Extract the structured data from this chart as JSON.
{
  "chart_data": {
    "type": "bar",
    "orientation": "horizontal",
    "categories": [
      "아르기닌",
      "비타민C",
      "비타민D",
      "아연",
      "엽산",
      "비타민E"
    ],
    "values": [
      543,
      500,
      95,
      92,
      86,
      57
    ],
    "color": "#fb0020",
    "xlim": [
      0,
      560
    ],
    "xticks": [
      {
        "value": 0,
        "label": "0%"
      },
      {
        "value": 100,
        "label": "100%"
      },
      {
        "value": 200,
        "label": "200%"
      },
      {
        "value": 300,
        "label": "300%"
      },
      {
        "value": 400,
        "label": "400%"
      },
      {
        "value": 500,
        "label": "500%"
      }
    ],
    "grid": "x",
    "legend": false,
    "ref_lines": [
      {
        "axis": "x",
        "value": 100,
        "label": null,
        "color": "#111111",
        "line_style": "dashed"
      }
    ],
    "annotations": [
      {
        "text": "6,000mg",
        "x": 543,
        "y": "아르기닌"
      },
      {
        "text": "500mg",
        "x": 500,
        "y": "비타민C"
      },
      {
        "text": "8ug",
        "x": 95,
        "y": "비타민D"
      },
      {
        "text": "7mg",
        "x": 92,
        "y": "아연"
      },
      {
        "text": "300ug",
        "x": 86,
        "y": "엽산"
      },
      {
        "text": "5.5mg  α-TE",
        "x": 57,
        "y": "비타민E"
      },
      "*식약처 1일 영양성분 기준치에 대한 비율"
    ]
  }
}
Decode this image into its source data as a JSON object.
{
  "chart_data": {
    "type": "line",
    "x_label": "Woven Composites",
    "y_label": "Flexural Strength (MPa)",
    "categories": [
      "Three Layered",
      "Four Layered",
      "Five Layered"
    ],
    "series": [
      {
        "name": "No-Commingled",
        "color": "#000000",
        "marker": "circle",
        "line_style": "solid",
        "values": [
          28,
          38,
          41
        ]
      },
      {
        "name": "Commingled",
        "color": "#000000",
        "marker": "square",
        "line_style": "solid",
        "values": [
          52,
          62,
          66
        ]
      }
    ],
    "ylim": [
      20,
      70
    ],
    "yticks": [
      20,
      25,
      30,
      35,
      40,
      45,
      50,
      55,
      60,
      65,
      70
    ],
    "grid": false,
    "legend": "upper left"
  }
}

==================================================

■ **DIRECTION**
Write all of the records out again exactly.

■ **ANSWER TO THIS PROBLEM**
Extract the structured data from this chart as JSON.
{
  "chart_data": {
    "type": "bar",
    "orientation": "horizontal",
    "categories": [
      "아르기닌",
      "비타민C",
      "비타민D",
      "아연",
      "엽산",
      "비타민E"
    ],
    "values": [
      543,
      500,
      95,
      92,
      86,
      57
    ],
    "color": "#fb0020",
    "xlim": [
      0,
      560
    ],
    "xticks": [
      {
        "value": 0,
        "label": "0%"
      },
      {
        "value": 100,
        "label": "100%"
      },
      {
        "value": 200,
        "label": "200%"
      },
      {
        "value": 300,
        "label": "300%"
      },
      {
        "value": 400,
        "label": "400%"
      },
      {
        "value": 500,
        "label": "500%"
      }
    ],
    "grid": "x",
    "legend": false,
    "ref_lines": [
      {
        "axis": "x",
        "value": 100,
        "label": null,
        "color": "#111111",
        "line_style": "dashed"
      }
    ],
    "annotations": [
      {
        "text": "6,000mg",
        "x": 543,
        "y": "아르기닌"
      },
      {
        "text": "500mg",
        "x": 500,
        "y": "비타민C"
      },
      {
        "text": "8ug",
        "x": 95,
        "y": "비타민D"
      },
      {
        "text": "7mg",
        "x": 92,
        "y": "아연"
      },
      {
        "text": "300ug",
        "x": 86,
        "y": "엽산"
      },
      {
        "text": "5.5mg  α-TE",
        "x": 57,
        "y": "비타민E"
      },
      "*식약처 1일 영양성분 기준치에 대한 비율"
    ]
  }
}
Decode this image into its source data as a JSON object.
{
  "chart_data": {
    "type": "line",
    "x_label": "Woven Composites",
    "y_label": "Flexural Strength (MPa)",
    "categories": [
      "Three Layered",
      "Four Layered",
      "Five Layered"
    ],
    "series": [
      {
        "name": "No-Commingled",
        "color": "#000000",
        "marker": "circle",
        "line_style": "solid",
        "values": [
          28,
          38,
          41
        ]
      },
      {
        "name": "Commingled",
        "color": "#000000",
        "marker": "square",
        "line_style": "solid",
        "values": [
          52,
          62,
          66
        ]
      }
    ],
    "ylim": [
      20,
      70
    ],
    "yticks": [
      20,
      25,
      30,
      35,
      40,
      45,
      50,
      55,
      60,
      65,
      70
    ],
    "grid": false,
    "legend": "upper left"
  }
}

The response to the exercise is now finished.